----- RECORDS FOR THE EXERCISE

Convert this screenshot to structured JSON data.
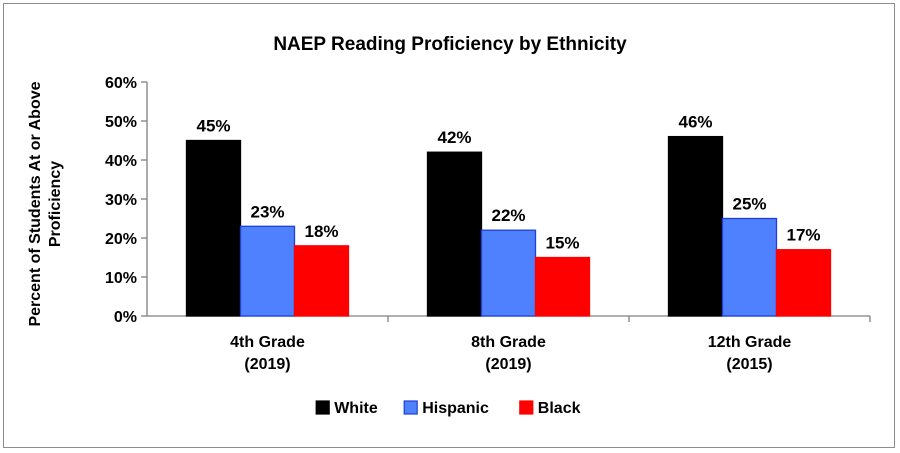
{
  "chart_data": {
    "type": "bar",
    "title": "NAEP Reading Proficiency by Ethnicity",
    "ylabel_lines": [
      "Percent of Students At or Above",
      "Proficiency"
    ],
    "xlabel": "",
    "categories": [
      [
        "4th Grade",
        "(2019)"
      ],
      [
        "8th Grade",
        "(2019)"
      ],
      [
        "12th Grade",
        "(2015)"
      ]
    ],
    "series": [
      {
        "name": "White",
        "values": [
          45,
          42,
          46
        ],
        "labels": [
          "45%",
          "42%",
          "46%"
        ],
        "color": "#000000",
        "stroke": "#000000"
      },
      {
        "name": "Hispanic",
        "values": [
          23,
          22,
          25
        ],
        "labels": [
          "23%",
          "22%",
          "25%"
        ],
        "color": "#4f81ff",
        "stroke": "#1f3fd6"
      },
      {
        "name": "Black",
        "values": [
          18,
          15,
          17
        ],
        "labels": [
          "18%",
          "15%",
          "17%"
        ],
        "color": "#ff0000",
        "stroke": "#ff0000"
      }
    ],
    "ylim": [
      0,
      60
    ],
    "yticks": [
      0,
      10,
      20,
      30,
      40,
      50,
      60
    ],
    "ytick_labels": [
      "0%",
      "10%",
      "20%",
      "30%",
      "40%",
      "50%",
      "60%"
    ],
    "grid": false,
    "legend_position": "bottom"
  }
}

----------

Copy out every line with the word "stroke".

        "stroke": "#000000"
        "stroke": "#1f3fd6"
        "stroke": "#ff0000"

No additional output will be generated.